In the entries below, count every line containing "structured". Reply with the number alone.
--- START PROVIDED ENTRIES ---
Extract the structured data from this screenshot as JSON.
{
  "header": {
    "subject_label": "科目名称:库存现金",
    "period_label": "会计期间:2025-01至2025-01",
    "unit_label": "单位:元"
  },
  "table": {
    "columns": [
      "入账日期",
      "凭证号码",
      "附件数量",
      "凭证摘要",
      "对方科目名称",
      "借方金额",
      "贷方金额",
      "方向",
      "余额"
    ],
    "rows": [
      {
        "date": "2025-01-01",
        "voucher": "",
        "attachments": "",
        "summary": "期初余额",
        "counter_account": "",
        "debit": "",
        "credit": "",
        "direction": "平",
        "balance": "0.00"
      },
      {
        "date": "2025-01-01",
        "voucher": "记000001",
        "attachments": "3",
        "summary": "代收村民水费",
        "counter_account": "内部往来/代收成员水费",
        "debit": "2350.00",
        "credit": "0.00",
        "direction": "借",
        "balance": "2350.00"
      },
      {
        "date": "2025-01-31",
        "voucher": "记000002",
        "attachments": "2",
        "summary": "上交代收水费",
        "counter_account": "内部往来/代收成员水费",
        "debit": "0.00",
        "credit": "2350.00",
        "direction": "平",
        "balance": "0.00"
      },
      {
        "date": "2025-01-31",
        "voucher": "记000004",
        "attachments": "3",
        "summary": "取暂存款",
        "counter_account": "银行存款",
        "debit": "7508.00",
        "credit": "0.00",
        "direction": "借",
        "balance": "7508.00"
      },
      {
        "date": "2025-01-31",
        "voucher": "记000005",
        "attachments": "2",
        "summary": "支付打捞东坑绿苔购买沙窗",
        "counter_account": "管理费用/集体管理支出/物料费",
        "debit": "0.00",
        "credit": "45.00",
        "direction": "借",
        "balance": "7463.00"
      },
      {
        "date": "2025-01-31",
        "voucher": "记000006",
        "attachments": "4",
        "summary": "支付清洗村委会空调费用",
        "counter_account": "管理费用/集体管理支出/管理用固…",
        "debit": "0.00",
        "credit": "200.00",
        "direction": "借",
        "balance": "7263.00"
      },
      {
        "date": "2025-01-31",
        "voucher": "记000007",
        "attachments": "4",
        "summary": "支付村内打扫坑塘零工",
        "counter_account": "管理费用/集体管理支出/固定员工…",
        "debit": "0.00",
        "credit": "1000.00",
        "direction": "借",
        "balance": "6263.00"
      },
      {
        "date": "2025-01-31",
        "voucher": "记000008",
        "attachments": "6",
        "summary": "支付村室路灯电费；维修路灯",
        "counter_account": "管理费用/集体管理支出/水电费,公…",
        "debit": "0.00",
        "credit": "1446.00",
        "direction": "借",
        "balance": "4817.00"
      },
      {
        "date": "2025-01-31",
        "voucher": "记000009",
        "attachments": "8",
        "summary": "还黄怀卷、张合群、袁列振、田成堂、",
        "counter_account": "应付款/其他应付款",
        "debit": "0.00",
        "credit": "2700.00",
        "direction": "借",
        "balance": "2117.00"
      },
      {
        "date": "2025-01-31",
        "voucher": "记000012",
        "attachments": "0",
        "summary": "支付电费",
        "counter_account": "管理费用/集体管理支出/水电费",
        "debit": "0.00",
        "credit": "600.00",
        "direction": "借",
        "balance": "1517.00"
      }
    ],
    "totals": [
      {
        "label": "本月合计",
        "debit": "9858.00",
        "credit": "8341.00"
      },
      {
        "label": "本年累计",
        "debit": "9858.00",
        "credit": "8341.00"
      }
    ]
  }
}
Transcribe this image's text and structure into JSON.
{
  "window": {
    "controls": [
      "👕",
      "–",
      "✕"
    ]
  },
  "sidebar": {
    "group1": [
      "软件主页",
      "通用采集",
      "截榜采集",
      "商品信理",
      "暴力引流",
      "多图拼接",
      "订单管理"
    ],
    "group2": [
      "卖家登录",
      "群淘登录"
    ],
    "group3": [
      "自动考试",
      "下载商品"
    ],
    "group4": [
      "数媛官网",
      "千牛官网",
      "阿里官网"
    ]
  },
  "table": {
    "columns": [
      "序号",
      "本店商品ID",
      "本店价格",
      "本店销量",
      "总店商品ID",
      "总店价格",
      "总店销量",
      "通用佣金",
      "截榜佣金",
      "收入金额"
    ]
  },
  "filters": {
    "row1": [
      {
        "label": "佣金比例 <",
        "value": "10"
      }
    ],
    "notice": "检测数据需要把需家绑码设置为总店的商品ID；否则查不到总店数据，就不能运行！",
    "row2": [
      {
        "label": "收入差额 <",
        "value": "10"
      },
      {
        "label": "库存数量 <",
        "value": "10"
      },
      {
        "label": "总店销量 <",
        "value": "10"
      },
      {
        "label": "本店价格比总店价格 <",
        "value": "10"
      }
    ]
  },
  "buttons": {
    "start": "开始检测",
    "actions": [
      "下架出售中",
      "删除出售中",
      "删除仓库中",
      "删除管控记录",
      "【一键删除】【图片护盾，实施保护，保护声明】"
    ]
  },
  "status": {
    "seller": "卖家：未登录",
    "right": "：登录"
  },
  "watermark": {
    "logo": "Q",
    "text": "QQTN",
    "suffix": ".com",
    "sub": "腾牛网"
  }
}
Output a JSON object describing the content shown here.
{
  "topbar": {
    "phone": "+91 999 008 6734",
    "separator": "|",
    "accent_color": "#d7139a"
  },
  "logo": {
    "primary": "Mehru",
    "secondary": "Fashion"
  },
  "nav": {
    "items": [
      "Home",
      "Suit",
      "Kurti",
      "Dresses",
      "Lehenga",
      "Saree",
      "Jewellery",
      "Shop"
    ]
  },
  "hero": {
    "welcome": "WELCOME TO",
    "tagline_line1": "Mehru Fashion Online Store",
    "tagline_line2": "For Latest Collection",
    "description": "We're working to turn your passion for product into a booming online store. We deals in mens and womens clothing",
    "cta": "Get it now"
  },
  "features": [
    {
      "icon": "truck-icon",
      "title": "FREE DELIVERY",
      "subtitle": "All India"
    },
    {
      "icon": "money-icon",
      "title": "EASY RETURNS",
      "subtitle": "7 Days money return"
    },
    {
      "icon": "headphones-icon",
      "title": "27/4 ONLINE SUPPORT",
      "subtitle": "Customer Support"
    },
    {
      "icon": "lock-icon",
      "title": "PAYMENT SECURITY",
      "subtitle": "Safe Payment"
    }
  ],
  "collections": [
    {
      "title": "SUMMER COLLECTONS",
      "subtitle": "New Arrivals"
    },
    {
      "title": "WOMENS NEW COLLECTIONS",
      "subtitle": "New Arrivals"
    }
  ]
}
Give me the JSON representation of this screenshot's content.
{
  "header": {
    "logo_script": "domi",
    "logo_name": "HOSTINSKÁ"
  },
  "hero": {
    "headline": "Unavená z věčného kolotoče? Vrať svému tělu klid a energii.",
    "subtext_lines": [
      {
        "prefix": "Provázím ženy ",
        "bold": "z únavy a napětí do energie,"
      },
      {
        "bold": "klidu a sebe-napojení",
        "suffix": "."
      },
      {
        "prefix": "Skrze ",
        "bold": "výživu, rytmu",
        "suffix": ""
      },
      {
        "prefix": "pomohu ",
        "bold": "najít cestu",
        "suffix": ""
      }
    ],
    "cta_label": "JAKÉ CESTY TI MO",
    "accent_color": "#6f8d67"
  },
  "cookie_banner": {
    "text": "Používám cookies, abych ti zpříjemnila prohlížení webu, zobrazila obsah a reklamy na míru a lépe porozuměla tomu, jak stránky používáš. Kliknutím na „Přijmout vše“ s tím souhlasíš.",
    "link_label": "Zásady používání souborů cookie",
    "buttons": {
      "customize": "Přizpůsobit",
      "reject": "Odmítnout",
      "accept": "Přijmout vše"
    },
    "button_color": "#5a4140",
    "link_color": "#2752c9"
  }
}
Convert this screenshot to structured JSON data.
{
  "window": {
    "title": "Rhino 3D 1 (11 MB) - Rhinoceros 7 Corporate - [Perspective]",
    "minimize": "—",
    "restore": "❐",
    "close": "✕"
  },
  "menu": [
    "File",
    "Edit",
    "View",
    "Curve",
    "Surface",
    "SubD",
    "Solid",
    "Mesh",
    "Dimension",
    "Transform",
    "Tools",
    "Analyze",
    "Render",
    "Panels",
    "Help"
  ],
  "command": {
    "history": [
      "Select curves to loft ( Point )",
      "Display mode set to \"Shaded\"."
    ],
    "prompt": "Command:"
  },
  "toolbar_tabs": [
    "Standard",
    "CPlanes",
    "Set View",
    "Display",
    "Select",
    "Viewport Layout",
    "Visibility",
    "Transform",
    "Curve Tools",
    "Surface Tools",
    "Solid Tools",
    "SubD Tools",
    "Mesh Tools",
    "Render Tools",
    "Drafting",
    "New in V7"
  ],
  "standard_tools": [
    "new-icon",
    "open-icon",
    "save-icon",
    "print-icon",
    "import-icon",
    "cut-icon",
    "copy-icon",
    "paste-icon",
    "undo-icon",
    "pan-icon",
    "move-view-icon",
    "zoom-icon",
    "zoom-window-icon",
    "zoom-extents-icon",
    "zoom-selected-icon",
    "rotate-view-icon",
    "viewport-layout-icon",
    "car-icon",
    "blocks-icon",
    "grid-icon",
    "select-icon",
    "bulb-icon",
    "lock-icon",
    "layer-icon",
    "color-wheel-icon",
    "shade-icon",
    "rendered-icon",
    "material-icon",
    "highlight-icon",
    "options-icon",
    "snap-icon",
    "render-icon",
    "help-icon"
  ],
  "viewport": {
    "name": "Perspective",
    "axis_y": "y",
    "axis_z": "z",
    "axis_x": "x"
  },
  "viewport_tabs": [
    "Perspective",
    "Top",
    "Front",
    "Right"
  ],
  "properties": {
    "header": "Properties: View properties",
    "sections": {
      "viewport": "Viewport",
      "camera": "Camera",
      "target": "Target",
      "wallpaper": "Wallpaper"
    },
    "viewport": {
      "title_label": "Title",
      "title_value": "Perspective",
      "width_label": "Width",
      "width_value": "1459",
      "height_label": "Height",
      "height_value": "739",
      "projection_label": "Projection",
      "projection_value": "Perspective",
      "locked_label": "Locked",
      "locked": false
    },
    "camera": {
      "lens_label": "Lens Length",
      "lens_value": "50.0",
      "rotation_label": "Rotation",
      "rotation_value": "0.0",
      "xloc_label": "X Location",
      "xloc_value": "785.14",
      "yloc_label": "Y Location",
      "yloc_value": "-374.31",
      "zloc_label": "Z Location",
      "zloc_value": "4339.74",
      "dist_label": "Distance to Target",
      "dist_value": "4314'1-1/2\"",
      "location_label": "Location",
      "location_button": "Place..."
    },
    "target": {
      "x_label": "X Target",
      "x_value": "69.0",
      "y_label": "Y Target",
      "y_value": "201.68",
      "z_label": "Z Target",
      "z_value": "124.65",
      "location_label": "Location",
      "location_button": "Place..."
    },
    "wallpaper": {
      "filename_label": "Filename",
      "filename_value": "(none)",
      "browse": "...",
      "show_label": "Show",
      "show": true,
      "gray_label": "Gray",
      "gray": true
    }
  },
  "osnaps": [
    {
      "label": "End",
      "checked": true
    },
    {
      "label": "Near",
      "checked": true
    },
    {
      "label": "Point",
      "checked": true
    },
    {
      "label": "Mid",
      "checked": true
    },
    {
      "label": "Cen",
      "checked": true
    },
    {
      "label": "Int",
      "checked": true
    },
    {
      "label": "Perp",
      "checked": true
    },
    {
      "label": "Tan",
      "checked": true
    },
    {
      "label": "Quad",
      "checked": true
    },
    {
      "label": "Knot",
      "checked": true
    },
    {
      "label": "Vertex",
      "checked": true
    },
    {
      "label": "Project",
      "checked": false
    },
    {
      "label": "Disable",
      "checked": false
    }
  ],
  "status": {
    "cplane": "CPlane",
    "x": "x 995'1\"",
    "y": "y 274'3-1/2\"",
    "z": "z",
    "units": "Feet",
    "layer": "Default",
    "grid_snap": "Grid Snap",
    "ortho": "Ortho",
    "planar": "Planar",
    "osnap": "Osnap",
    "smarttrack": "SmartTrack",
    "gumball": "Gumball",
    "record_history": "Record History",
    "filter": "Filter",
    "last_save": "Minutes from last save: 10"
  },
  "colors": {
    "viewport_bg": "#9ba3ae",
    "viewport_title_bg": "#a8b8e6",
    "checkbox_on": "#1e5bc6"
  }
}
--- END PROVIDED ENTRIES ---
§ **THE REPLY**: 2